Problem details:
Please output every line of the material as it stands, without the pictures.

Listed entries:
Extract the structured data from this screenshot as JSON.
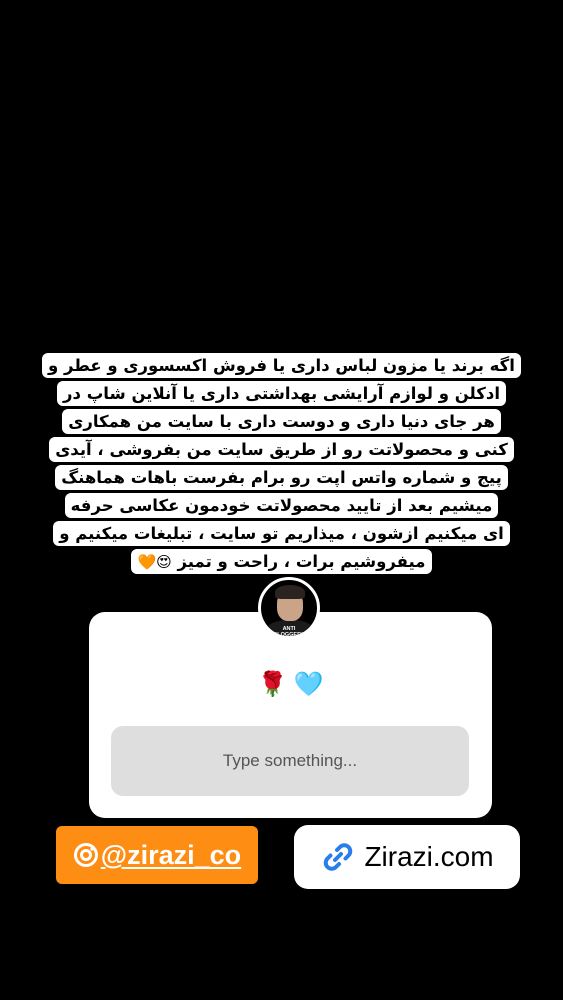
{
  "caption": {
    "lines": [
      "اگه برند یا مزون لباس داری یا فروش اکسسوری و عطر و",
      "ادکلن و لوازم آرایشی بهداشتی داری یا آنلاین شاپ در",
      "هر جای دنیا داری و دوست داری با سایت من همکاری",
      "کنی و محصولاتت رو از طریق سایت من بفروشی ، آیدی",
      "پیج و شماره واتس اپت رو برام بفرست باهات هماهنگ",
      "میشیم بعد از تایید محصولاتت خودمون عکاسی حرفه",
      "ای میکنیم ازشون ، میذاریم تو سایت ، تبلیغات میکنیم و",
      "میفروشیم برات ، راحت و تمیز"
    ],
    "end_emojis": "😍🧡"
  },
  "question_sticker": {
    "avatar_tag": "ANTI BLOGGERS",
    "prompt_emojis": [
      "🌹",
      "🩵"
    ],
    "input_placeholder": "Type something..."
  },
  "mention_sticker": {
    "icon": "instagram-icon",
    "handle": "@zirazi_co",
    "color": "#fd8d13"
  },
  "link_sticker": {
    "icon": "link-icon",
    "text": "Zirazi.com",
    "icon_color": "#2b7de9"
  }
}
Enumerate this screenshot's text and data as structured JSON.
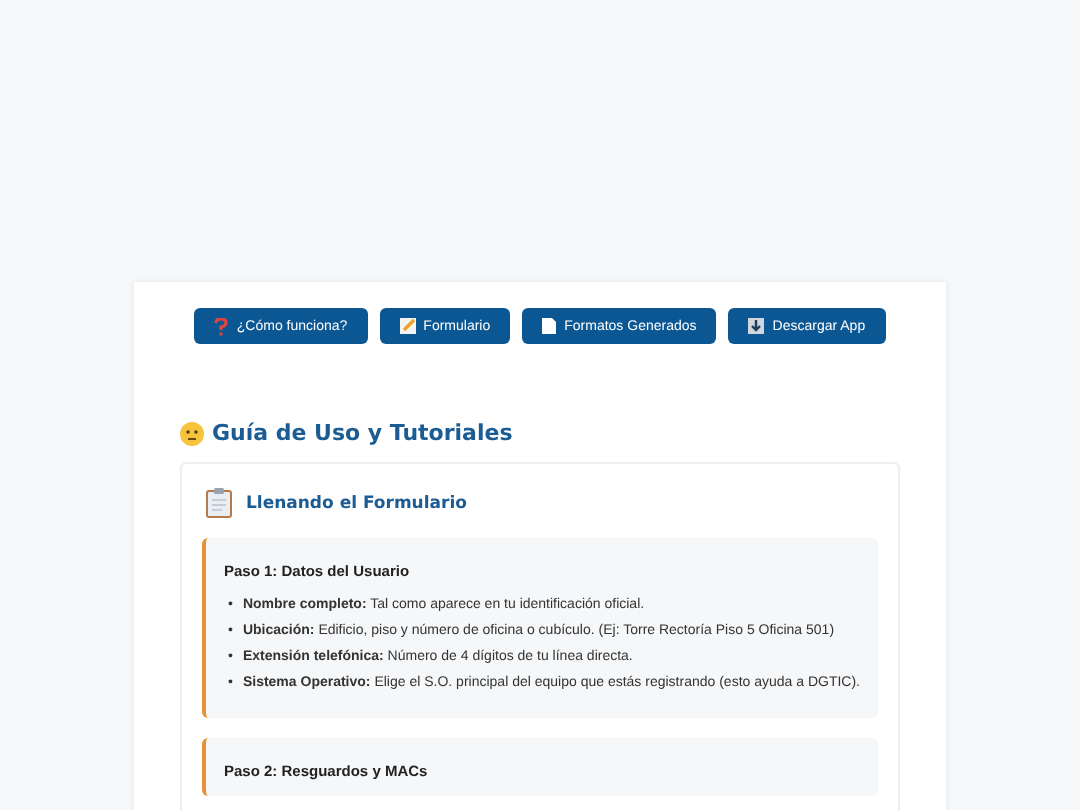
{
  "nav_buttons": [
    {
      "kind": "question",
      "label": "¿Cómo funciona?"
    },
    {
      "kind": "memo",
      "label": "Formulario"
    },
    {
      "kind": "document",
      "label": "Formatos Generados"
    },
    {
      "kind": "download",
      "label": "Descargar App"
    }
  ],
  "guide": {
    "title": "Guía de Uso y Tutoriales",
    "section": {
      "title": "Llenando el Formulario",
      "steps": [
        {
          "title": "Paso 1: Datos del Usuario",
          "items": [
            {
              "marker": "•",
              "text": "**Nombre completo:** Tal como aparece en tu identificación oficial."
            },
            {
              "marker": "•",
              "text": "**Ubicación:** Edificio, piso y número de oficina o cubículo. (Ej: Torre Rectoría Piso 5 Oficina 501)"
            },
            {
              "marker": "•",
              "text": "**Extensión telefónica:** Número de 4 dígitos de tu línea directa."
            },
            {
              "marker": "•",
              "text": "**Sistema Operativo:** Elige el S.O. principal del equipo que estás registrando (esto ayuda a DGTIC)."
            }
          ]
        },
        {
          "title": "Paso 2: Resguardos y MACs"
        }
      ]
    }
  }
}
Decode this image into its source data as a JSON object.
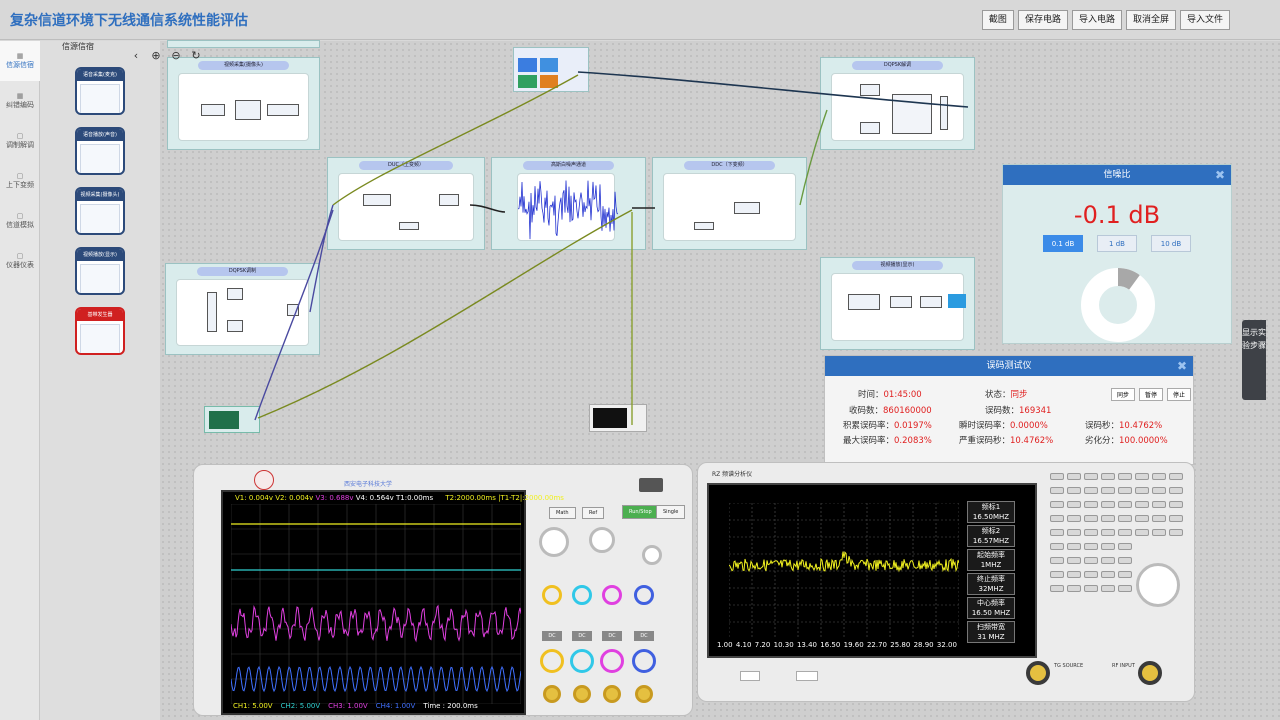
{
  "app": {
    "title": "复杂信道环境下无线通信系统性能评估"
  },
  "toolbar": {
    "buttons": [
      "截图",
      "保存电路",
      "导入电路",
      "取消全屏",
      "导入文件"
    ]
  },
  "nav": {
    "items": [
      "信源信宿",
      "纠错编码",
      "调制解调",
      "上下变频",
      "信道模拟",
      "仪器仪表"
    ]
  },
  "library": {
    "title": "信源信宿",
    "cards": [
      "语音采集(麦克)",
      "语音播放(声音)",
      "视频采集(摄像头)",
      "视频播放(显示)",
      "基带发生器"
    ]
  },
  "canvas": {
    "modules": {
      "source": "视频采集(摄像头)",
      "dqpsk_mod": "DQPSK调制",
      "duc": "DUC（上变频）",
      "noise": "高斯白噪声通道",
      "ddc": "DDC（下变频）",
      "dqpsk_demod": "DQPSK解调",
      "sink": "视频播放(显示)"
    }
  },
  "snr": {
    "title": "信噪比",
    "value": "-0.1 dB",
    "steps": [
      "0.1 dB",
      "1 dB",
      "10 dB"
    ],
    "selected": "0.1 dB",
    "gauge_fraction": 0.1
  },
  "ber": {
    "title": "误码测试仪",
    "buttons": [
      "同步",
      "暂停",
      "停止"
    ],
    "fields": [
      {
        "label": "时间：",
        "value": "01:45:00"
      },
      {
        "label": "状态：",
        "value": "同步"
      },
      {
        "label": "收码数：",
        "value": "860160000"
      },
      {
        "label": "误码数：",
        "value": "169341"
      },
      {
        "label": "积累误码率：",
        "value": "0.0197%"
      },
      {
        "label": "瞬时误码率：",
        "value": "0.0000%"
      },
      {
        "label": "误码秒：",
        "value": "10.4762%"
      },
      {
        "label": "最大误码率：",
        "value": "0.2083%"
      },
      {
        "label": "严重误码秒：",
        "value": "10.4762%"
      },
      {
        "label": "劣化分：",
        "value": "100.0000%"
      }
    ]
  },
  "side_tab": {
    "label": "显示实验步骤"
  },
  "oscilloscope": {
    "brand": "西安电子科技大学",
    "top_readouts": [
      "V1: 0.004v",
      "V2: 0.004v",
      "V3: 0.688v",
      "V4: 0.564v",
      "T1:0.00ms",
      "T2:2000.00ms",
      "|T1-T2|:2000.00ms"
    ],
    "bottom_readouts": [
      "CH1:  5.00V",
      "CH2:  5.00V",
      "CH3:  1.00V",
      "CH4:  1.00V",
      "Time : 200.0ms"
    ],
    "dc_labels": [
      "DC",
      "DC",
      "DC",
      "DC"
    ],
    "channel_colors": [
      "#f0f020",
      "#30d0d0",
      "#e040e0",
      "#4070ff"
    ],
    "buttons": [
      "Math",
      "Ref",
      "Run/Stop",
      "Single"
    ]
  },
  "spectrum": {
    "model": "RZ 频谱分析仪",
    "softkeys": [
      {
        "name": "频标1",
        "value": "16.50MHZ"
      },
      {
        "name": "频标2",
        "value": "16.57MHZ"
      },
      {
        "name": "起始频率",
        "value": "1MHZ"
      },
      {
        "name": "终止频率",
        "value": "32MHZ"
      },
      {
        "name": "中心频率",
        "value": "16.50 MHZ"
      },
      {
        "name": "扫频带宽",
        "value": "31 MHZ"
      }
    ],
    "x_ticks": [
      "1.00",
      "4.10",
      "7.20",
      "10.30",
      "13.40",
      "16.50",
      "19.60",
      "22.70",
      "25.80",
      "28.90",
      "32.00"
    ],
    "ports": [
      "TG SOURCE",
      "RF INPUT"
    ]
  }
}
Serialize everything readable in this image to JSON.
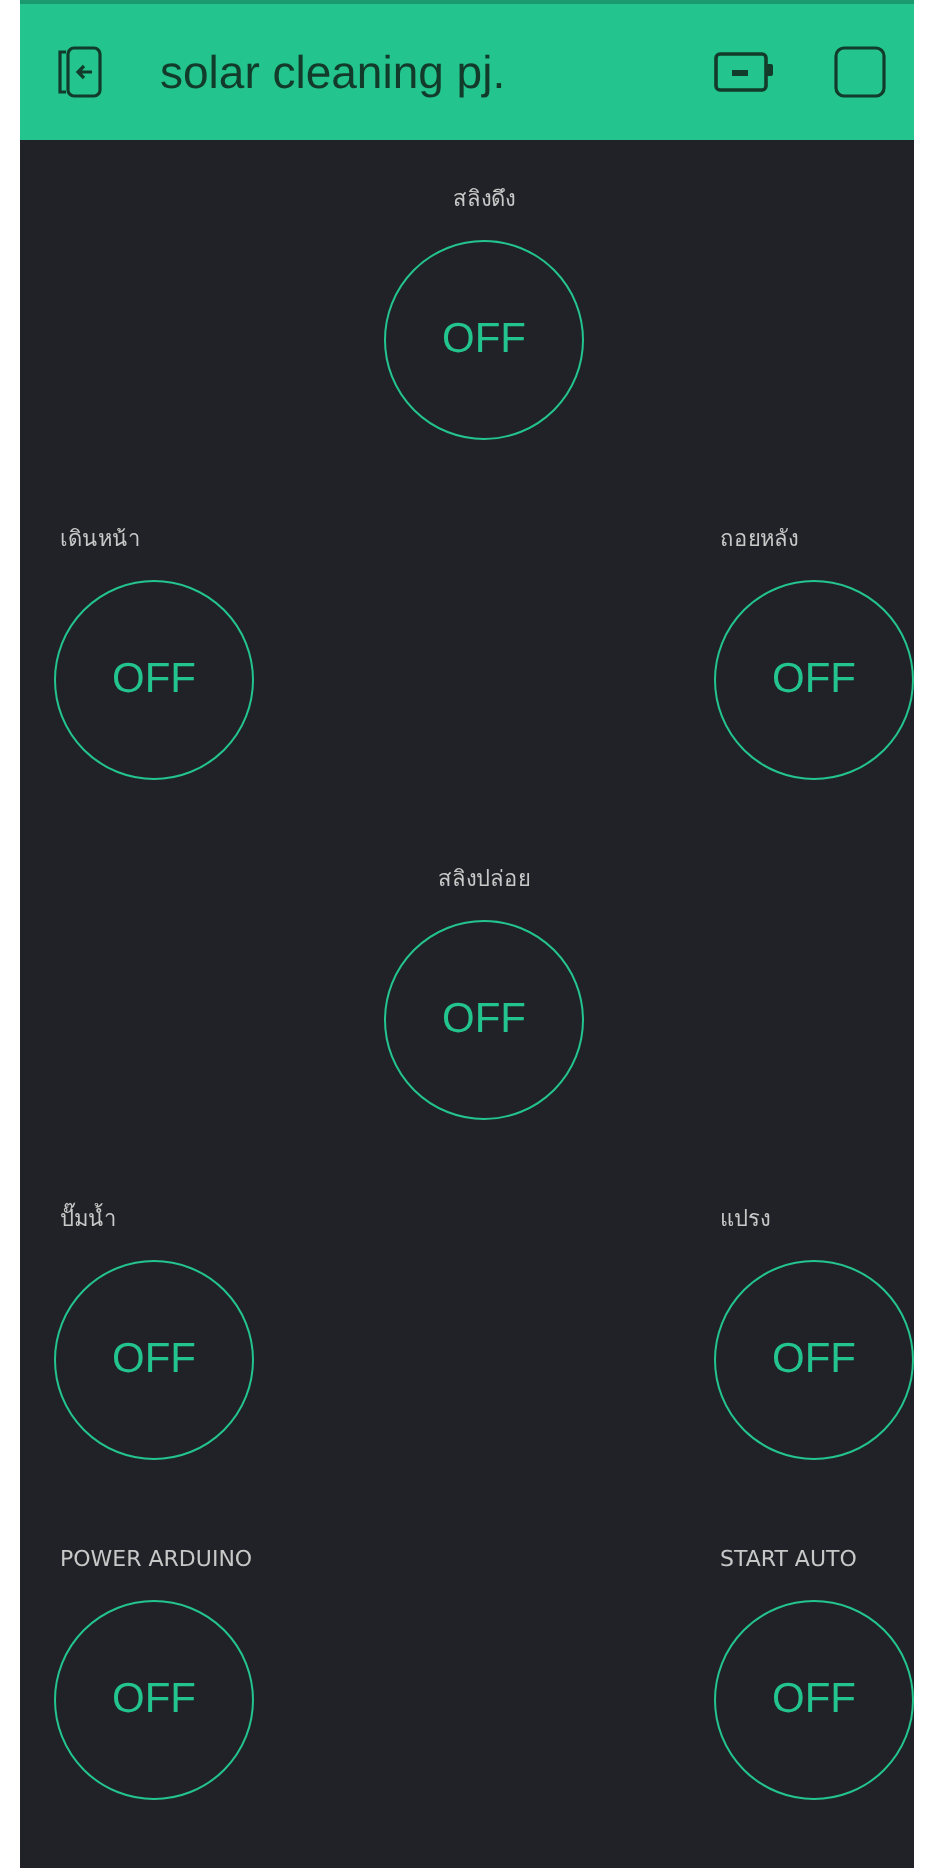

Complete output:
Extract the structured data from this screenshot as JSON.
{
  "caption": {
    "lines": [
      "اگه برند یا مزون لباس داری یا فروش اکسسوری و عطر و",
      "ادکلن و لوازم آرایشی بهداشتی داری یا آنلاین شاپ در",
      "هر جای دنیا داری و دوست داری با سایت من همکاری",
      "کنی و محصولاتت رو از طریق سایت من بفروشی ، آیدی",
      "پیج و شماره واتس اپت رو برام بفرست باهات هماهنگ",
      "میشیم بعد از تایید محصولاتت خودمون عکاسی حرفه",
      "ای میکنیم ازشون ، میذاریم تو سایت ، تبلیغات میکنیم و",
      "میفروشیم برات ، راحت و تمیز"
    ],
    "end_emojis": "😍🧡"
  },
  "question_sticker": {
    "avatar_tag": "ANTI BLOGGERS",
    "prompt_emojis": [
      "🌹",
      "🩵"
    ],
    "input_placeholder": "Type something..."
  },
  "mention_sticker": {
    "icon": "instagram-icon",
    "handle": "@zirazi_co",
    "color": "#fd8d13"
  },
  "link_sticker": {
    "icon": "link-icon",
    "text": "Zirazi.com",
    "icon_color": "#2b7de9"
  }
}
Enumerate this screenshot's text and data as structured JSON.
{
  "nav_buttons": [
    {
      "kind": "question",
      "label": "¿Cómo funciona?"
    },
    {
      "kind": "memo",
      "label": "Formulario"
    },
    {
      "kind": "document",
      "label": "Formatos Generados"
    },
    {
      "kind": "download",
      "label": "Descargar App"
    }
  ],
  "guide": {
    "title": "Guía de Uso y Tutoriales",
    "section": {
      "title": "Llenando el Formulario",
      "steps": [
        {
          "title": "Paso 1: Datos del Usuario",
          "items": [
            {
              "marker": "•",
              "text": "**Nombre completo:** Tal como aparece en tu identificación oficial."
            },
            {
              "marker": "•",
              "text": "**Ubicación:** Edificio, piso y número de oficina o cubículo. (Ej: Torre Rectoría Piso 5 Oficina 501)"
            },
            {
              "marker": "•",
              "text": "**Extensión telefónica:** Número de 4 dígitos de tu línea directa."
            },
            {
              "marker": "•",
              "text": "**Sistema Operativo:** Elige el S.O. principal del equipo que estás registrando (esto ayuda a DGTIC)."
            }
          ]
        },
        {
          "title": "Paso 2: Resguardos y MACs"
        }
      ]
    }
  }
}
Decode this image into its source data as a JSON object.
{
  "app": {
    "title": "复杂信道环境下无线通信系统性能评估"
  },
  "toolbar": {
    "buttons": [
      "截图",
      "保存电路",
      "导入电路",
      "取消全屏",
      "导入文件"
    ]
  },
  "nav": {
    "items": [
      "信源信宿",
      "纠错编码",
      "调制解调",
      "上下变频",
      "信道模拟",
      "仪器仪表"
    ]
  },
  "library": {
    "title": "信源信宿",
    "cards": [
      "语音采集(麦克)",
      "语音播放(声音)",
      "视频采集(摄像头)",
      "视频播放(显示)",
      "基带发生器"
    ]
  },
  "canvas": {
    "modules": {
      "source": "视频采集(摄像头)",
      "dqpsk_mod": "DQPSK调制",
      "duc": "DUC（上变频）",
      "noise": "高斯白噪声通道",
      "ddc": "DDC（下变频）",
      "dqpsk_demod": "DQPSK解调",
      "sink": "视频播放(显示)"
    }
  },
  "snr": {
    "title": "信噪比",
    "value": "-0.1 dB",
    "steps": [
      "0.1 dB",
      "1 dB",
      "10 dB"
    ],
    "selected": "0.1 dB",
    "gauge_fraction": 0.1
  },
  "ber": {
    "title": "误码测试仪",
    "buttons": [
      "同步",
      "暂停",
      "停止"
    ],
    "fields": [
      {
        "label": "时间：",
        "value": "01:45:00"
      },
      {
        "label": "状态：",
        "value": "同步"
      },
      {
        "label": "收码数：",
        "value": "860160000"
      },
      {
        "label": "误码数：",
        "value": "169341"
      },
      {
        "label": "积累误码率：",
        "value": "0.0197%"
      },
      {
        "label": "瞬时误码率：",
        "value": "0.0000%"
      },
      {
        "label": "误码秒：",
        "value": "10.4762%"
      },
      {
        "label": "最大误码率：",
        "value": "0.2083%"
      },
      {
        "label": "严重误码秒：",
        "value": "10.4762%"
      },
      {
        "label": "劣化分：",
        "value": "100.0000%"
      }
    ]
  },
  "side_tab": {
    "label": "显示实验步骤"
  },
  "oscilloscope": {
    "brand": "西安电子科技大学",
    "top_readouts": [
      "V1: 0.004v",
      "V2: 0.004v",
      "V3: 0.688v",
      "V4: 0.564v",
      "T1:0.00ms",
      "T2:2000.00ms",
      "|T1-T2|:2000.00ms"
    ],
    "bottom_readouts": [
      "CH1:  5.00V",
      "CH2:  5.00V",
      "CH3:  1.00V",
      "CH4:  1.00V",
      "Time : 200.0ms"
    ],
    "dc_labels": [
      "DC",
      "DC",
      "DC",
      "DC"
    ],
    "channel_colors": [
      "#f0f020",
      "#30d0d0",
      "#e040e0",
      "#4070ff"
    ],
    "buttons": [
      "Math",
      "Ref",
      "Run/Stop",
      "Single"
    ]
  },
  "spectrum": {
    "model": "RZ 频谱分析仪",
    "softkeys": [
      {
        "name": "频标1",
        "value": "16.50MHZ"
      },
      {
        "name": "频标2",
        "value": "16.57MHZ"
      },
      {
        "name": "起始频率",
        "value": "1MHZ"
      },
      {
        "name": "终止频率",
        "value": "32MHZ"
      },
      {
        "name": "中心频率",
        "value": "16.50 MHZ"
      },
      {
        "name": "扫频带宽",
        "value": "31 MHZ"
      }
    ],
    "x_ticks": [
      "1.00",
      "4.10",
      "7.20",
      "10.30",
      "13.40",
      "16.50",
      "19.60",
      "22.70",
      "25.80",
      "28.90",
      "32.00"
    ],
    "ports": [
      "TG SOURCE",
      "RF INPUT"
    ]
  }
}
Serialize everything readable in this image to JSON.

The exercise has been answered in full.